SUPPLIED MATERIAL -
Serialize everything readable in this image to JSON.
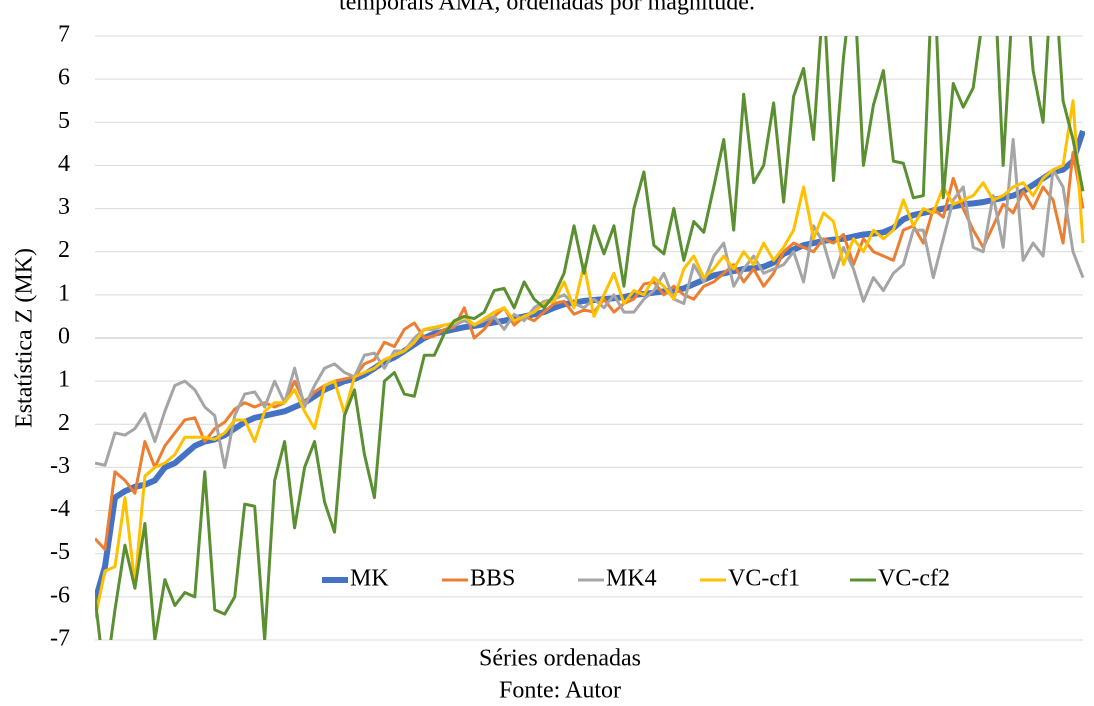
{
  "chart_data": {
    "type": "line",
    "title": "temporais AMA, ordenadas por magnitude.",
    "y_label": "Estatística Z (MK)",
    "x_label": "Séries ordenadas",
    "source": "Fonte: Autor",
    "ylim": [
      -7,
      7
    ],
    "yticks": [
      -7,
      -6,
      -5,
      -4,
      -3,
      {
        "value": -2,
        "label": "2"
      },
      {
        "value": -1,
        "label": "1"
      },
      0,
      1,
      2,
      3,
      4,
      5,
      6,
      7
    ],
    "grid": true,
    "legend": "bottom",
    "series": [
      {
        "name": "MK",
        "color": "#4472c4",
        "values": [
          -6.1,
          -5.3,
          -3.7,
          -3.55,
          -3.45,
          -3.4,
          -3.3,
          -3.0,
          -2.9,
          -2.7,
          -2.5,
          -2.4,
          -2.35,
          -2.25,
          -2.1,
          -1.95,
          -1.85,
          -1.8,
          -1.75,
          -1.7,
          -1.6,
          -1.5,
          -1.35,
          -1.2,
          -1.1,
          -1.0,
          -0.95,
          -0.85,
          -0.7,
          -0.55,
          -0.45,
          -0.3,
          -0.15,
          0.0,
          0.1,
          0.15,
          0.2,
          0.25,
          0.28,
          0.32,
          0.36,
          0.4,
          0.45,
          0.5,
          0.55,
          0.6,
          0.7,
          0.78,
          0.82,
          0.86,
          0.88,
          0.9,
          0.92,
          0.95,
          1.0,
          1.02,
          1.05,
          1.08,
          1.1,
          1.15,
          1.25,
          1.35,
          1.45,
          1.5,
          1.55,
          1.6,
          1.62,
          1.65,
          1.75,
          1.95,
          2.05,
          2.15,
          2.2,
          2.25,
          2.28,
          2.3,
          2.35,
          2.4,
          2.42,
          2.45,
          2.55,
          2.75,
          2.85,
          2.9,
          2.95,
          3.0,
          3.05,
          3.1,
          3.12,
          3.15,
          3.2,
          3.25,
          3.3,
          3.4,
          3.55,
          3.7,
          3.85,
          3.9,
          4.1,
          4.8
        ]
      },
      {
        "name": "BBS",
        "color": "#ed7d31",
        "values": [
          -4.65,
          -4.9,
          -3.1,
          -3.3,
          -3.6,
          -2.4,
          -3.0,
          -2.5,
          -2.2,
          -1.9,
          -1.85,
          -2.4,
          -2.1,
          -1.95,
          -1.65,
          -1.5,
          -1.6,
          -1.5,
          -1.6,
          -1.5,
          -1.0,
          -1.5,
          -1.25,
          -1.1,
          -1.0,
          -0.95,
          -0.9,
          -0.6,
          -0.5,
          -0.1,
          -0.2,
          0.2,
          0.35,
          0.0,
          0.05,
          0.2,
          0.25,
          0.7,
          0.0,
          0.2,
          0.5,
          0.7,
          0.3,
          0.5,
          0.4,
          0.6,
          0.8,
          0.85,
          0.55,
          0.65,
          0.6,
          0.9,
          0.6,
          0.8,
          0.9,
          1.25,
          1.3,
          1.0,
          1.2,
          1.0,
          0.9,
          1.2,
          1.3,
          1.5,
          1.7,
          1.3,
          1.6,
          1.2,
          1.5,
          2.0,
          2.2,
          2.1,
          2.0,
          2.3,
          2.2,
          2.4,
          1.7,
          2.3,
          2.0,
          1.9,
          1.8,
          2.5,
          2.6,
          2.2,
          3.0,
          2.8,
          3.7,
          3.0,
          2.5,
          2.1,
          2.6,
          3.1,
          2.9,
          3.4,
          3.0,
          3.5,
          3.2,
          2.2,
          4.3,
          3.0
        ]
      },
      {
        "name": "MK4",
        "color": "#a5a5a5",
        "values": [
          -2.9,
          -2.95,
          -2.2,
          -2.25,
          -2.1,
          -1.75,
          -2.4,
          -1.7,
          -1.1,
          -1.0,
          -1.2,
          -1.6,
          -1.8,
          -3.0,
          -1.8,
          -1.3,
          -1.25,
          -1.6,
          -1.0,
          -1.5,
          -0.7,
          -1.6,
          -1.1,
          -0.7,
          -0.6,
          -0.8,
          -0.9,
          -0.4,
          -0.35,
          -0.7,
          -0.3,
          -0.3,
          0.0,
          0.2,
          0.2,
          0.3,
          0.3,
          0.4,
          0.3,
          0.4,
          0.5,
          0.2,
          0.55,
          0.4,
          0.7,
          0.85,
          0.9,
          1.0,
          0.8,
          0.7,
          0.9,
          0.7,
          1.0,
          0.6,
          0.6,
          0.9,
          1.1,
          1.5,
          0.9,
          0.8,
          1.7,
          1.3,
          1.9,
          2.2,
          1.2,
          1.6,
          1.9,
          1.5,
          1.6,
          1.7,
          2.0,
          1.3,
          2.6,
          2.2,
          1.4,
          2.1,
          1.6,
          0.85,
          1.4,
          1.1,
          1.5,
          1.7,
          2.5,
          2.5,
          1.4,
          2.3,
          3.2,
          3.5,
          2.1,
          2.0,
          3.3,
          2.1,
          4.6,
          1.8,
          2.2,
          1.9,
          3.9,
          3.5,
          2.0,
          1.4
        ]
      },
      {
        "name": "VC-cf1",
        "color": "#ffc000",
        "values": [
          -6.5,
          -5.4,
          -5.3,
          -3.7,
          -5.7,
          -3.2,
          -3.0,
          -2.9,
          -2.7,
          -2.3,
          -2.3,
          -2.3,
          -2.35,
          -2.2,
          -1.9,
          -1.9,
          -2.4,
          -1.7,
          -1.5,
          -1.5,
          -1.2,
          -1.7,
          -2.1,
          -1.1,
          -1.0,
          -1.75,
          -0.9,
          -0.8,
          -0.7,
          -0.5,
          -0.4,
          -0.3,
          -0.1,
          0.2,
          0.25,
          0.3,
          0.35,
          0.5,
          0.3,
          0.45,
          0.6,
          0.7,
          0.4,
          0.5,
          0.6,
          0.8,
          0.85,
          1.3,
          0.7,
          1.7,
          0.5,
          1.0,
          1.5,
          0.8,
          1.1,
          1.0,
          1.4,
          1.2,
          0.9,
          1.6,
          1.9,
          1.4,
          1.6,
          1.9,
          1.6,
          2.0,
          1.7,
          2.2,
          1.8,
          2.1,
          2.5,
          3.5,
          2.3,
          2.9,
          2.7,
          1.7,
          2.3,
          2.0,
          2.5,
          2.3,
          2.5,
          3.2,
          2.6,
          3.0,
          2.9,
          3.5,
          3.1,
          3.2,
          3.3,
          3.6,
          3.2,
          3.3,
          3.5,
          3.6,
          3.3,
          3.7,
          3.9,
          4.0,
          5.5,
          2.2
        ]
      },
      {
        "name": "VC-cf2",
        "color": "#5b9032",
        "values": [
          -6.0,
          -8.0,
          -6.3,
          -4.8,
          -5.8,
          -4.3,
          -7.0,
          -5.6,
          -6.2,
          -5.9,
          -6.0,
          -3.1,
          -6.3,
          -6.4,
          -6.0,
          -3.85,
          -3.9,
          -7.0,
          -3.3,
          -2.4,
          -4.4,
          -3.0,
          -2.4,
          -3.8,
          -4.5,
          -1.8,
          -1.2,
          -2.7,
          -3.7,
          -1.0,
          -0.8,
          -1.3,
          -1.35,
          -0.4,
          -0.4,
          0.1,
          0.4,
          0.5,
          0.45,
          0.6,
          1.1,
          1.15,
          0.7,
          1.3,
          0.9,
          0.7,
          1.0,
          1.5,
          2.6,
          1.5,
          2.6,
          1.95,
          2.6,
          1.2,
          3.0,
          3.85,
          2.15,
          1.95,
          3.0,
          1.8,
          2.7,
          2.45,
          3.5,
          4.6,
          2.5,
          5.65,
          3.6,
          4.0,
          5.45,
          3.15,
          5.6,
          6.25,
          4.6,
          8.0,
          3.65,
          6.5,
          8.5,
          4.0,
          5.4,
          6.2,
          4.1,
          4.05,
          3.25,
          3.3,
          9.0,
          3.25,
          5.9,
          5.35,
          5.8,
          7.5,
          9.0,
          4.0,
          8.0,
          9.0,
          6.2,
          5.0,
          9.0,
          5.5,
          4.6,
          3.4
        ]
      }
    ]
  }
}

INSTRUCTIONS TO FOLLOW - Find how many lines of the listing include the string "name" and give that number, nothing else.

SOLUTION TO THIS PROBLEM - 5